**PASSAGE GIVEN**
★ ★ ★
Could always try this. 

Confusing at first, but it gets easier.


----------



## Error 404 (Jul 6, 2008)

Ok, I think I'm getting there...

@ bITb, what terminal commands to I need to open the file with SUDO privaleges?

@ InnocentCriminal: can't use that solution, as my card is too old.

UPDATE:
I edited the file, but when I restarted Xwindow everything crashed.


----------



## xfire (Jul 6, 2008)

Press cntrl+alt+F1 then login through command line
Now type 
sudo dpkg-reconfigure xserver-xorg
and hit enter a Wizard will start run the whole wizard and start the xserver with the command 
startx

Now as for the drivers Go to applications menu and then go to add/remove and here search for ATI or go to Synaptic package manager under System menu and search for Ati rage and install them.


----------



## Error 404 (Jul 6, 2008)

Thanks for the help, but I've found an even easier solution!
I installed Linux Mint instead, which is similar to Ubuntu (its based on it) but IMO its better. 
Now I have full resolution! I shall never think of 1400 x 1050 as 'small' ever again!


----------



## Laysan_A (Nov 18, 2008)

*Getting ATI Rage M4 Mobility 128 to work in Ubuntu 8.04*

Hi Error 404,

I was wondering if you would check to see what driver Mint is using for your ati card - and perhaps post your xorg.conf file? It could be very helpful to me. I have been having nothing but trouble getting Ubuntu 8.04 to work properly with my ATI Rage card. I don't want to just give up. The xorg.conf should be in etc/X11/xorg.conf

By the way, mine is an Inspiron 8000 with a 15" uxga display (Sharp 1600x1200).

Thanks!


----------
★ ★ ★
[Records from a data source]

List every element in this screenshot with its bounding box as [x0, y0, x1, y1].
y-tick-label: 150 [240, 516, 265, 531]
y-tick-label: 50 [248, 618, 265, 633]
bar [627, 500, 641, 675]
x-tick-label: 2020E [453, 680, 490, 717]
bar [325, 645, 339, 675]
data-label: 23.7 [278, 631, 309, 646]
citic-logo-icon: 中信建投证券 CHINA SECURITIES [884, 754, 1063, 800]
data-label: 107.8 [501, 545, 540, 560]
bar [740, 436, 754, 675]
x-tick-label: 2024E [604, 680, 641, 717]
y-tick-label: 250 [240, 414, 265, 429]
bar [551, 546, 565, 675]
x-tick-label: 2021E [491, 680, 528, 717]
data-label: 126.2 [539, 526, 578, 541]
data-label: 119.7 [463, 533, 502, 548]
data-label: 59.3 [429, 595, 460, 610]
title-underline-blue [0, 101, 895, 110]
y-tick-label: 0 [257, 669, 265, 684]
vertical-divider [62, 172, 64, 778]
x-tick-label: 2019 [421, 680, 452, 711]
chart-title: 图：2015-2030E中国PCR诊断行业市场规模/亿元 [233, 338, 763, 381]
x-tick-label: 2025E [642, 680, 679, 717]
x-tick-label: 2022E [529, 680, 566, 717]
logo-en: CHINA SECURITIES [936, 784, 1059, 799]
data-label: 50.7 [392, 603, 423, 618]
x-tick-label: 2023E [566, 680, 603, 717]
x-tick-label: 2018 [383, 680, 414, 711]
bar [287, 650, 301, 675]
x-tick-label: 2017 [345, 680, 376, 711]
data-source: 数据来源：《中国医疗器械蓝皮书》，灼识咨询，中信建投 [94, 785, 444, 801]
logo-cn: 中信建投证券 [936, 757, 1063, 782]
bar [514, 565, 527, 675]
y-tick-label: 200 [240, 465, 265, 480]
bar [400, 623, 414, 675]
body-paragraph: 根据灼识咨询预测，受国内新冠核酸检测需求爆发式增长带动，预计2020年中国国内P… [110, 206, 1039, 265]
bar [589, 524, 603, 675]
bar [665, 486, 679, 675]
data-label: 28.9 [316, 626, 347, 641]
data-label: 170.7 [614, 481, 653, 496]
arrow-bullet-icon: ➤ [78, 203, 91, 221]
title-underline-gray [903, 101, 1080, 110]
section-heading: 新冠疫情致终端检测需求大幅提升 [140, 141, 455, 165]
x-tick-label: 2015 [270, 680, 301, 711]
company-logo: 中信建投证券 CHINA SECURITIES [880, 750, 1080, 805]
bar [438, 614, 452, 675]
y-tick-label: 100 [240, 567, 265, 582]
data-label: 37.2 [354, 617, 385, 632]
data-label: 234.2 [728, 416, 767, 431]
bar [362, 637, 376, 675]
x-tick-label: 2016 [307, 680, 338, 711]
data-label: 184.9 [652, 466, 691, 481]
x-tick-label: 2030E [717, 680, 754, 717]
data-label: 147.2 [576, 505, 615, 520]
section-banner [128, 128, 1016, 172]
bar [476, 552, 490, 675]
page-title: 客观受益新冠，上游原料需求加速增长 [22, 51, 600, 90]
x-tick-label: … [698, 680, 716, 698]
★ ★ ★
**WHAT TO DO**
• a. In the forum thread, what laptop model does Laysan_A say they have?
• b. Please transcribe the stretch of the forum thread from "I was wondering" through "display (Sharp 1600x1200).".
• c. Which usernames appear in the forum thread? List each one.

**FULL ANSWERS**
• a. An Inspiron 8000.

• b.
I was wondering if you would check to see what driver Mint is using for your ati card - and perhaps post your xorg.conf file? It could be very helpful to me. I have been having nothing but trouble getting Ubuntu 8.04 to work properly with my ATI Rage card. I don't want to just give up. The xorg.conf should be in etc/X11/xorg.conf

By the way, mine is an Inspiron 8000 with a 15" uxga display (Sharp 1600x1200).

• c. Error 404, bITb, InnocentCriminal, xfire, Laysan_A